▶ [EXERCISE AIM] Repeat each entry in full, exactly.

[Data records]
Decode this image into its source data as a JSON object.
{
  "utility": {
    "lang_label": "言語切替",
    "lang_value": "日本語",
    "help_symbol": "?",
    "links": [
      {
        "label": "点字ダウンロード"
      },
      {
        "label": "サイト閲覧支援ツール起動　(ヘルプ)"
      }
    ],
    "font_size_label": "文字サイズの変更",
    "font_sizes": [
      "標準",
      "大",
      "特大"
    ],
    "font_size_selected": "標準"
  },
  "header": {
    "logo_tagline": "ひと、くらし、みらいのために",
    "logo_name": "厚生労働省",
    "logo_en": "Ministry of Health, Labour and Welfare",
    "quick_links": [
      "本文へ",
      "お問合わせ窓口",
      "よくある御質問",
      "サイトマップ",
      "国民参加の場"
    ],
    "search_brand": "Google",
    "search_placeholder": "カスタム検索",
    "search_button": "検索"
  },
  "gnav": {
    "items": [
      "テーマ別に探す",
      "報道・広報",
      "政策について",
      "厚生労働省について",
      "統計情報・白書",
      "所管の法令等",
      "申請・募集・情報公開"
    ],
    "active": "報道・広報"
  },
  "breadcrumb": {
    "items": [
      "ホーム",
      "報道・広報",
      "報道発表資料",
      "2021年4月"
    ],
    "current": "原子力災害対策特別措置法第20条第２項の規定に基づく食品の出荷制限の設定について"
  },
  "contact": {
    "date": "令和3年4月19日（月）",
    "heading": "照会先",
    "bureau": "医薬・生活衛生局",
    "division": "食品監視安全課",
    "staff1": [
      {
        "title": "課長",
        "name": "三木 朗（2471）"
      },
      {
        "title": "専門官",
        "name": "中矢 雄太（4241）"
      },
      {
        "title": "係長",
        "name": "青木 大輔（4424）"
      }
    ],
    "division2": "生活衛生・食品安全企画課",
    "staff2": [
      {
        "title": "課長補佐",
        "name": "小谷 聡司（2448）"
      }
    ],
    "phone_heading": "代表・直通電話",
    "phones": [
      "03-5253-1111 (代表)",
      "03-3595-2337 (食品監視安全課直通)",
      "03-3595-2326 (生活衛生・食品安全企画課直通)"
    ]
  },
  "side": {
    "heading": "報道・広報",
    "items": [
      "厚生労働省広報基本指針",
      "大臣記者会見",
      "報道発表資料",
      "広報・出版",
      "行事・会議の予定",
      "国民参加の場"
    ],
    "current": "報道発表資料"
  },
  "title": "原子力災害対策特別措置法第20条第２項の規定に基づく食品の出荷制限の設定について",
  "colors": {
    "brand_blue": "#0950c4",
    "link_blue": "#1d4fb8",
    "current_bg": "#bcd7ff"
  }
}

▶ [THE COMPLETED TASK]
Decode this image into its source data as a JSON object.
{
  "utility": {
    "lang_label": "言語切替",
    "lang_value": "日本語",
    "help_symbol": "?",
    "links": [
      {
        "label": "点字ダウンロード"
      },
      {
        "label": "サイト閲覧支援ツール起動　(ヘルプ)"
      }
    ],
    "font_size_label": "文字サイズの変更",
    "font_sizes": [
      "標準",
      "大",
      "特大"
    ],
    "font_size_selected": "標準"
  },
  "header": {
    "logo_tagline": "ひと、くらし、みらいのために",
    "logo_name": "厚生労働省",
    "logo_en": "Ministry of Health, Labour and Welfare",
    "quick_links": [
      "本文へ",
      "お問合わせ窓口",
      "よくある御質問",
      "サイトマップ",
      "国民参加の場"
    ],
    "search_brand": "Google",
    "search_placeholder": "カスタム検索",
    "search_button": "検索"
  },
  "gnav": {
    "items": [
      "テーマ別に探す",
      "報道・広報",
      "政策について",
      "厚生労働省について",
      "統計情報・白書",
      "所管の法令等",
      "申請・募集・情報公開"
    ],
    "active": "報道・広報"
  },
  "breadcrumb": {
    "items": [
      "ホーム",
      "報道・広報",
      "報道発表資料",
      "2021年4月"
    ],
    "current": "原子力災害対策特別措置法第20条第２項の規定に基づく食品の出荷制限の設定について"
  },
  "contact": {
    "date": "令和3年4月19日（月）",
    "heading": "照会先",
    "bureau": "医薬・生活衛生局",
    "division": "食品監視安全課",
    "staff1": [
      {
        "title": "課長",
        "name": "三木 朗（2471）"
      },
      {
        "title": "専門官",
        "name": "中矢 雄太（4241）"
      },
      {
        "title": "係長",
        "name": "青木 大輔（4424）"
      }
    ],
    "division2": "生活衛生・食品安全企画課",
    "staff2": [
      {
        "title": "課長補佐",
        "name": "小谷 聡司（2448）"
      }
    ],
    "phone_heading": "代表・直通電話",
    "phones": [
      "03-5253-1111 (代表)",
      "03-3595-2337 (食品監視安全課直通)",
      "03-3595-2326 (生活衛生・食品安全企画課直通)"
    ]
  },
  "side": {
    "heading": "報道・広報",
    "items": [
      "厚生労働省広報基本指針",
      "大臣記者会見",
      "報道発表資料",
      "広報・出版",
      "行事・会議の予定",
      "国民参加の場"
    ],
    "current": "報道発表資料"
  },
  "title": "原子力災害対策特別措置法第20条第２項の規定に基づく食品の出荷制限の設定について",
  "colors": {
    "brand_blue": "#0950c4",
    "link_blue": "#1d4fb8",
    "current_bg": "#bcd7ff"
  }
}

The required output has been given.